[Exercise objective] Report all lines holding "building".

[Dataset entries]
□ □ □ □
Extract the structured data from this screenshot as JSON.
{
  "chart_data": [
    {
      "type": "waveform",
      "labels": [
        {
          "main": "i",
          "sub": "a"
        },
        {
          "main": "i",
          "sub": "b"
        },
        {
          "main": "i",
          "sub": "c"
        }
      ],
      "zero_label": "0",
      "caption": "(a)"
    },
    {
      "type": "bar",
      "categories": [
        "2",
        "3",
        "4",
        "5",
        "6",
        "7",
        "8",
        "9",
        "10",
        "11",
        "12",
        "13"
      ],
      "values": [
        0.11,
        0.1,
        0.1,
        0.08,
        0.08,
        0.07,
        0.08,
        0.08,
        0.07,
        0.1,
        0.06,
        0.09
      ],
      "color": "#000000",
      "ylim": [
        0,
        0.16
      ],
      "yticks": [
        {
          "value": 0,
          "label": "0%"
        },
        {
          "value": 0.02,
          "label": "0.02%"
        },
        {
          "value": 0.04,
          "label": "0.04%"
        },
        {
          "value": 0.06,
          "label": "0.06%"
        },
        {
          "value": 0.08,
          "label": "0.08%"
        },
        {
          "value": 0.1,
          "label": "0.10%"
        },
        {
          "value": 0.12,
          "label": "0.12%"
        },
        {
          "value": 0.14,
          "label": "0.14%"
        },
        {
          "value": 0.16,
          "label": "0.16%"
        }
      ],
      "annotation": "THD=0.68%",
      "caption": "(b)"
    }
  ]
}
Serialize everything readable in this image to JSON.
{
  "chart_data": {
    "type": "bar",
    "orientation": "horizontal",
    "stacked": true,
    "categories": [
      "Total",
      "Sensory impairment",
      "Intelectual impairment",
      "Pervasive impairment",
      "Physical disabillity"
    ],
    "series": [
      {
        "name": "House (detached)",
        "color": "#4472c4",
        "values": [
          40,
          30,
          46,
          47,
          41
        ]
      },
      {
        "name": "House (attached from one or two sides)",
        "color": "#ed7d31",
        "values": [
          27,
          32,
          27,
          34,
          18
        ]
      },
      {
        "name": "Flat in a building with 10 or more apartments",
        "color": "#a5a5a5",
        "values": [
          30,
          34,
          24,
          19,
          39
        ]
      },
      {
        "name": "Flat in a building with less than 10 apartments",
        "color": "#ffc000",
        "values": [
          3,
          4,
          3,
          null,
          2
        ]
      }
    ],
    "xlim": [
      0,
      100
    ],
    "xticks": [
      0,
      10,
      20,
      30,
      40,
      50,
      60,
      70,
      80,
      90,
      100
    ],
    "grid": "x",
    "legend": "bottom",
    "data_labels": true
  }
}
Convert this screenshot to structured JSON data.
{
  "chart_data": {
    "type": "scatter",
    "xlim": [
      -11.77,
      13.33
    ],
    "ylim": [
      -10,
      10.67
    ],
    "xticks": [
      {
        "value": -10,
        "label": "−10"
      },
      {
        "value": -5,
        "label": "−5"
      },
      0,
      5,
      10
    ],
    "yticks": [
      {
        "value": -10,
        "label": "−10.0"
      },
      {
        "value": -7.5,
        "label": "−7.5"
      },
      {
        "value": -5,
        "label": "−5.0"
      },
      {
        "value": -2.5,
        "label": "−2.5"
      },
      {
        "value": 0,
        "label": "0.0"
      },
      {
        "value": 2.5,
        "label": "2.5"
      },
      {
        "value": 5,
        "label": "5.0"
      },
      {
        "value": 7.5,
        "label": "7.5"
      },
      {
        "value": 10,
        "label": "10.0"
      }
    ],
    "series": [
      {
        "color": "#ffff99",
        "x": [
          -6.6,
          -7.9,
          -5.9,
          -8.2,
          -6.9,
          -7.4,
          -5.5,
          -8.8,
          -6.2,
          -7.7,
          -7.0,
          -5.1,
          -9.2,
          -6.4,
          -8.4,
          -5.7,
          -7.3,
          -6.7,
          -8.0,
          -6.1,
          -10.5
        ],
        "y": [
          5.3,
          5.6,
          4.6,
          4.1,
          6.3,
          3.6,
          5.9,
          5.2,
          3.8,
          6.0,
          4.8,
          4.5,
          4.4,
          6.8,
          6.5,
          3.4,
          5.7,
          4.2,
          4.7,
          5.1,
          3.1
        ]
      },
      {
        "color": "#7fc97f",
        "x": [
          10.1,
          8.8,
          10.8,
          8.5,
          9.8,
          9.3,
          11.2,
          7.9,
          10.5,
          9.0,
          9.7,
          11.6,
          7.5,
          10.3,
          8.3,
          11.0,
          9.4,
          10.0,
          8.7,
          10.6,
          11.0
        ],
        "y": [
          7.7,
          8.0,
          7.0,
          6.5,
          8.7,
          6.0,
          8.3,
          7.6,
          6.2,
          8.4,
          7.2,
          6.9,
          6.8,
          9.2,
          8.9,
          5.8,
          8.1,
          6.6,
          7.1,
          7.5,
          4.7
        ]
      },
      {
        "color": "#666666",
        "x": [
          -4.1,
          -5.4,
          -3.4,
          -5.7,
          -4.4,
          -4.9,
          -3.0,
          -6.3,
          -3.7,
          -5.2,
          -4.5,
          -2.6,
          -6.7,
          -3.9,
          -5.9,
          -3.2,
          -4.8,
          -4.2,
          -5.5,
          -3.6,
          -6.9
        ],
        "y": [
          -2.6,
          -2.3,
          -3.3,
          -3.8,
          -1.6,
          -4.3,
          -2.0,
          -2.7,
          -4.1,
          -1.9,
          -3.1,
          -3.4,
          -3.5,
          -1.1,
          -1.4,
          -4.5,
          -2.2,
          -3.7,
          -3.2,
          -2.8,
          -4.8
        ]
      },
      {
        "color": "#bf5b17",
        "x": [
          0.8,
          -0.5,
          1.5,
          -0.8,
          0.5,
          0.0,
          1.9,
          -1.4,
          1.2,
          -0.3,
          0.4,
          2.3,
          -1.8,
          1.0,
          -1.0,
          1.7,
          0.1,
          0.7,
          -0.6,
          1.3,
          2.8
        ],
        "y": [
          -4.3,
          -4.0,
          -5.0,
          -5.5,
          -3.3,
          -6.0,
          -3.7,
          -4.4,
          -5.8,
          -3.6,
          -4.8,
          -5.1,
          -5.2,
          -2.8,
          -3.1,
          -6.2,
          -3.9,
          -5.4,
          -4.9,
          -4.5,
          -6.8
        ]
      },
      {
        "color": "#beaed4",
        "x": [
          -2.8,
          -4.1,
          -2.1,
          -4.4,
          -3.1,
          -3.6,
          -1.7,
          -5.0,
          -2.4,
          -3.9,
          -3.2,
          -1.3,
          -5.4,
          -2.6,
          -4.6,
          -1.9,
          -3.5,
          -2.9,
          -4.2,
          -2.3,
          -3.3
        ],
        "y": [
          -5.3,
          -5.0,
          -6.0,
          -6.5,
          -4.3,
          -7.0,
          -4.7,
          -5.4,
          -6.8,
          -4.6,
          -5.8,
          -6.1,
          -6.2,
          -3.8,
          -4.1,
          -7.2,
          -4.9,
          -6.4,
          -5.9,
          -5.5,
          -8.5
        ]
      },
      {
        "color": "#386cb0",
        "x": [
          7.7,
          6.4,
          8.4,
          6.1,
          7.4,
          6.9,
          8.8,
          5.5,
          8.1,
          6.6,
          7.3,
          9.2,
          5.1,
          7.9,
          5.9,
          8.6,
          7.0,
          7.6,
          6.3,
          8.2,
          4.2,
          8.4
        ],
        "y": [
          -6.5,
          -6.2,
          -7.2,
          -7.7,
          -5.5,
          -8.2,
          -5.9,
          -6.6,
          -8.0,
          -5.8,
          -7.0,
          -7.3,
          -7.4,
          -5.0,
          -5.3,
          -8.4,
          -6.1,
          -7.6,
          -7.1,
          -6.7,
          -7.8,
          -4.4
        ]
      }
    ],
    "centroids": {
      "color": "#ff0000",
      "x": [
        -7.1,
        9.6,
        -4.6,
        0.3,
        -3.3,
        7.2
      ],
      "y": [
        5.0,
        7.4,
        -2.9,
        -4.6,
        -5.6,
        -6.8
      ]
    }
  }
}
□ □ □ □
[Answer to this task]
        "name": "Flat in a building with 10 or more apartments",
        "name": "Flat in a building with less than 10 apartments",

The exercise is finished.